## Record extracts
-------------------------

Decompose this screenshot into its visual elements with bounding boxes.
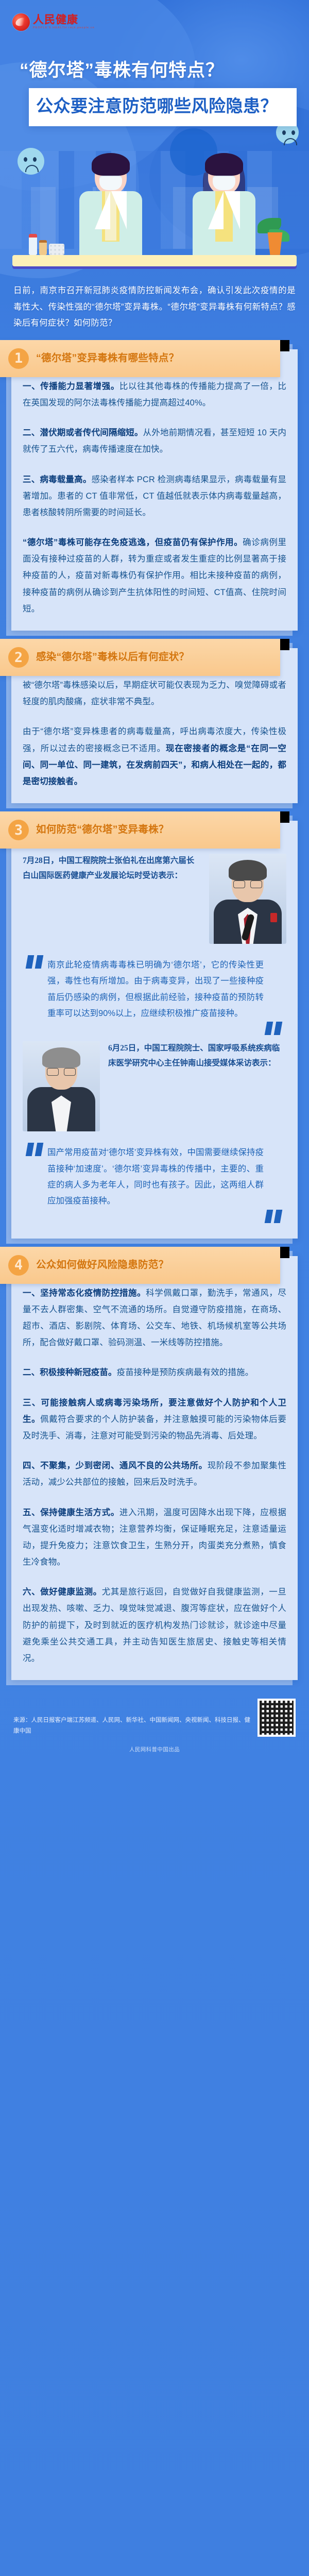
expert-intro: 6月25日，中国工程院院士、国家呼吸系统疾病临床医学研究中心主任钟南山接受媒体采…	[108, 1041, 286, 1071]
pill-blister-icon	[49, 244, 64, 255]
virus-icon	[18, 148, 44, 175]
footer-sources: 来源：人民日报客户端江苏频道、人民网、新华社、中国新闻网、央视新闻、科技日报、健…	[13, 1715, 251, 1737]
paragraph: “德尔塔”毒株可能存在免疫逃逸，但疫苗仍有保护作用。确诊病例里面没有接种过疫苗的…	[23, 534, 286, 617]
section-2-body: 被“德尔塔”毒株感染以后，早期症状可能仅表现为乏力、嗅觉障碍或者轻度的肌肉酸痛，…	[23, 677, 286, 790]
doctor-hair	[92, 153, 130, 176]
logo-title: 人民健康	[33, 14, 95, 25]
paragraph-text: 尤其是旅行返回，自觉做好自我健康监测，一旦出现发热、咳嗽、乏力、嗅觉味觉减退、腹…	[23, 1587, 286, 1663]
face-mask-icon	[213, 176, 235, 190]
paragraph-lead: 一、传播能力显著增强。	[23, 382, 119, 391]
section-title: “德尔塔”变异毒株有哪些特点？	[36, 352, 179, 365]
paragraph: 由于“德尔塔”变异株患者的病毒载量高，呼出病毒浓度大，传染性极强，所以过去的密接…	[23, 723, 286, 790]
expert-intro: 7月28日，中国工程院院士张伯礼在出席第六届长白山国际医药健康产业发展论坛时受访…	[23, 854, 201, 883]
section-number-badge: 2	[8, 647, 29, 668]
section-title: 公众如何做好风险隐患防范？	[36, 1259, 168, 1272]
logo-subtitle: PEOPLE'S HEALTH rmjk.people.cn	[33, 27, 95, 30]
ribbon-corner	[280, 340, 289, 350]
medicine-bottle-icon	[29, 234, 37, 255]
quote-body: 国产常用疫苗对‘德尔塔’变异株有效，中国需要继续保持疫苗接种‘加速度’。‘德尔塔…	[47, 1148, 264, 1206]
doctor-head	[208, 158, 240, 194]
paragraph-lead: 一、坚持常态化疫情防控措施。	[23, 1289, 146, 1298]
name-badge-icon	[270, 913, 277, 922]
section-title: 感染“德尔塔”毒株以后有何症状？	[36, 651, 189, 664]
coat-lapel	[225, 191, 240, 229]
coat-lapel	[208, 191, 224, 229]
section-2-header: 2 感染“德尔塔”毒株以后有何症状？	[0, 639, 280, 676]
expert-quote-2: 6月25日，中国工程院院士、国家呼吸系统疾病临床医学研究中心主任钟南山接受媒体采…	[23, 1041, 286, 1225]
paragraph-lead: 二、潜伏期或者传代间隔缩短。	[23, 428, 143, 437]
doctor-head	[95, 158, 127, 194]
section-3: 3 如何防范“德尔塔”变异毒株？ 7月28日，中国工程院院士张伯礼在出席第六届长…	[11, 821, 298, 1239]
paragraph: 六、做好健康监测。尤其是旅行返回，自觉做好自我健康监测，一旦出现发热、咳嗽、乏力…	[23, 1584, 286, 1667]
expert-quote-1: 7月28日，中国工程院院士张伯礼在出席第六届长白山国际医药健康产业发展论坛时受访…	[23, 854, 286, 1037]
paragraph: 一、坚持常态化疫情防控措施。科学佩戴口罩，勤洗手，常通风，尽量不去人群密集、空气…	[23, 1285, 286, 1351]
quote-body: 南京此轮疫情病毒毒株已明确为‘德尔塔’，它的传染性更强，毒性也有所增加。由于病毒…	[47, 960, 264, 1018]
section-2: 2 感染“德尔塔”毒株以后有何症状？ 被“德尔塔”毒株感染以后，早期症状可能仅表…	[11, 648, 298, 803]
paragraph-lead: 三、病毒载量高。	[23, 475, 92, 484]
section-4-body: 一、坚持常态化疫情防控措施。科学佩戴口罩，勤洗手，常通风，尽量不去人群密集、空气…	[23, 1285, 286, 1667]
expert-portrait-zhongnanshan	[23, 1041, 100, 1131]
section-1: 1 “德尔塔”变异毒株有哪些特点？ 一、传播能力显著增强。比以往其他毒株的传播能…	[11, 349, 298, 631]
section-2-card: 2 感染“德尔塔”毒株以后有何症状？ 被“德尔塔”毒株感染以后，早期症状可能仅表…	[11, 648, 298, 803]
paragraph: 二、潜伏期或者传代间隔缩短。从外地前期情况看，甚至短短 10 天内就传了五六代，…	[23, 425, 286, 457]
paragraph-text: 疫苗接种是预防疾病最有效的措施。	[117, 1368, 254, 1377]
doctor-male-illustration	[77, 158, 144, 257]
section-3-card: 3 如何防范“德尔塔”变异毒株？ 7月28日，中国工程院院士张伯礼在出席第六届长…	[11, 821, 298, 1239]
face-mask-icon	[99, 176, 122, 190]
section-number-badge: 3	[8, 820, 29, 840]
expert-row: 6月25日，中国工程院院士、国家呼吸系统疾病临床医学研究中心主任钟南山接受媒体采…	[23, 1041, 286, 1131]
paragraph: 被“德尔塔”毒株感染以后，早期症状可能仅表现为乏力、嗅觉障碍或者轻度的肌肉酸痛，…	[23, 677, 286, 710]
doctor-female-illustration	[191, 158, 258, 257]
paragraph-lead: 二、积极接种新冠疫苗。	[23, 1368, 117, 1377]
quote-open-icon	[27, 955, 45, 969]
page-title-secondary: 公众要注意防范哪些风险隐患？	[36, 95, 288, 117]
section-4-header: 4 公众如何做好风险隐患防范？	[0, 1247, 280, 1284]
quote-open-icon	[27, 1143, 45, 1156]
infographic-page: 人民健康 PEOPLE'S HEALTH rmjk.people.cn “德尔塔…	[0, 0, 309, 2576]
section-1-body: 一、传播能力显著增强。比以往其他毒株的传播能力提高了一倍，比在英国发现的阿尔法毒…	[23, 378, 286, 617]
paragraph-lead: “德尔塔”毒株可能存在免疫逃逸，但疫苗仍有保护作用。	[23, 538, 243, 547]
paragraph: 三、可能接触病人或病毒污染场所，要注意做好个人防护和个人卫生。佩戴符合要求的个人…	[23, 1395, 286, 1445]
quote-close-icon	[266, 1022, 284, 1035]
section-4-card: 4 公众如何做好风险隐患防范？ 一、坚持常态化疫情防控措施。科学佩戴口罩，勤洗手…	[11, 1256, 298, 1680]
virus-icon	[276, 123, 299, 144]
expert-row: 7月28日，中国工程院院士张伯礼在出席第六届长白山国际医药健康产业发展论坛时受访…	[23, 854, 286, 944]
section-1-card: 1 “德尔塔”变异毒株有哪些特点？ 一、传播能力显著增强。比以往其他毒株的传播能…	[11, 349, 298, 631]
medicine-jar-icon	[39, 240, 47, 255]
ribbon-corner	[280, 811, 289, 822]
paragraph: 三、病毒载量高。感染者样本 PCR 检测病毒结果显示，病毒载量有显著增加。患者的…	[23, 471, 286, 521]
footer: 来源：人民日报客户端江苏频道、人民网、新华社、中国新闻网、央视新闻、科技日报、健…	[13, 1699, 296, 1772]
qr-code-pattern	[260, 1701, 294, 1735]
section-number-badge: 1	[8, 348, 29, 369]
portrait-hair	[42, 1047, 80, 1068]
paragraph: 二、积极接种新冠疫苗。疫苗接种是预防疾病最有效的措施。	[23, 1364, 286, 1381]
intro-paragraph: 日前，南京市召开新冠肺炎疫情防控新闻发布会，确认引发此次疫情的是毒性大、传染性强…	[13, 283, 296, 332]
paragraph: 五、保持健康生活方式。进入汛期，温度可因降水出现下降，应根据气温变化适时增减衣物…	[23, 1504, 286, 1571]
paragraph: 一、传播能力显著增强。比以往其他毒株的传播能力提高了一倍，比在英国发现的阿尔法毒…	[23, 378, 286, 411]
expert-portrait-zhangboli	[209, 854, 286, 944]
doctor-coat	[79, 191, 142, 257]
portrait-hair	[229, 860, 267, 880]
desk-graphic	[12, 255, 297, 266]
ribbon-corner	[280, 639, 289, 649]
glasses-icon	[47, 1068, 76, 1075]
section-1-header: 1 “德尔塔”变异毒株有哪些特点？	[0, 340, 280, 377]
paragraph-text: 被“德尔塔”毒株感染以后，早期症状可能仅表现为乏力、嗅觉障碍或者轻度的肌肉酸痛，…	[23, 681, 286, 706]
expert-quote-text: 国产常用疫苗对‘德尔塔’变异株有效，中国需要继续保持疫苗接种‘加速度’。‘德尔塔…	[23, 1143, 286, 1225]
coat-lapel	[95, 191, 110, 229]
page-title-panel: 公众要注意防范哪些风险隐患？	[29, 88, 297, 126]
paragraph-text: 佩戴符合要求的个人防护装备，并注意触摸可能的污染物体后要及时洗手、消毒，注意对可…	[23, 1415, 286, 1440]
footer-credit: 人民网科普中国出品	[13, 1745, 296, 1755]
coat-lapel	[111, 191, 127, 229]
section-number-badge: 4	[8, 1255, 29, 1276]
medicine-group	[29, 234, 64, 255]
paragraph: 四、不聚集，少到密闭、通风不良的公共场所。现阶段不参加聚集性活动，减少公共部位的…	[23, 1458, 286, 1490]
glasses-icon	[233, 880, 262, 887]
doctor-coat	[193, 191, 255, 257]
paragraph-text: 确诊病例里面没有接种过疫苗的人群，转为重症或者发生重症的比例显著高于接种疫苗的人…	[23, 538, 286, 614]
expert-quote-text: 南京此轮疫情病毒毒株已明确为‘德尔塔’，它的传染性更强，毒性也有所增加。由于病毒…	[23, 955, 286, 1037]
paragraph-lead: 四、不聚集，少到密闭、通风不良的公共场所。	[23, 1461, 208, 1470]
page-title-primary: “德尔塔”毒株有何特点？	[20, 60, 309, 82]
section-3-header: 3 如何防范“德尔塔”变异毒株？	[0, 811, 280, 849]
paragraph-lead: 五、保持健康生活方式。	[23, 1508, 119, 1517]
footer-row: 来源：人民日报客户端江苏频道、人民网、新华社、中国新闻网、央视新闻、科技日报、健…	[13, 1699, 296, 1737]
section-title: 如何防范“德尔塔”变异毒株？	[36, 823, 169, 837]
qr-code[interactable]	[258, 1699, 296, 1737]
ribbon-corner	[280, 1247, 289, 1257]
hero-illustration	[0, 123, 309, 278]
quote-close-icon	[266, 1210, 284, 1223]
logo-emblem-icon	[12, 13, 30, 31]
section-4: 4 公众如何做好风险隐患防范？ 一、坚持常态化疫情防控措施。科学佩戴口罩，勤洗手…	[11, 1256, 298, 1680]
site-logo[interactable]: 人民健康 PEOPLE'S HEALTH rmjk.people.cn	[12, 13, 95, 31]
paragraph-lead: 六、做好健康监测。	[23, 1587, 102, 1597]
doctor-hair	[205, 153, 243, 176]
logo-text: 人民健康 PEOPLE'S HEALTH rmjk.people.cn	[33, 14, 95, 30]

-------------------------

## Task description
Note each line of the entries that has "国产常用疫苗对" in it, and copy those lines.

## Answer for the task
quote-body: 国产常用疫苗对‘德尔塔’变异株有效，中国需要继续保持疫苗接种‘加速度’。‘德尔塔…	[47, 1148, 264, 1206]
expert-quote-text: 国产常用疫苗对‘德尔塔’变异株有效，中国需要继续保持疫苗接种‘加速度’。‘德尔塔…	[23, 1143, 286, 1225]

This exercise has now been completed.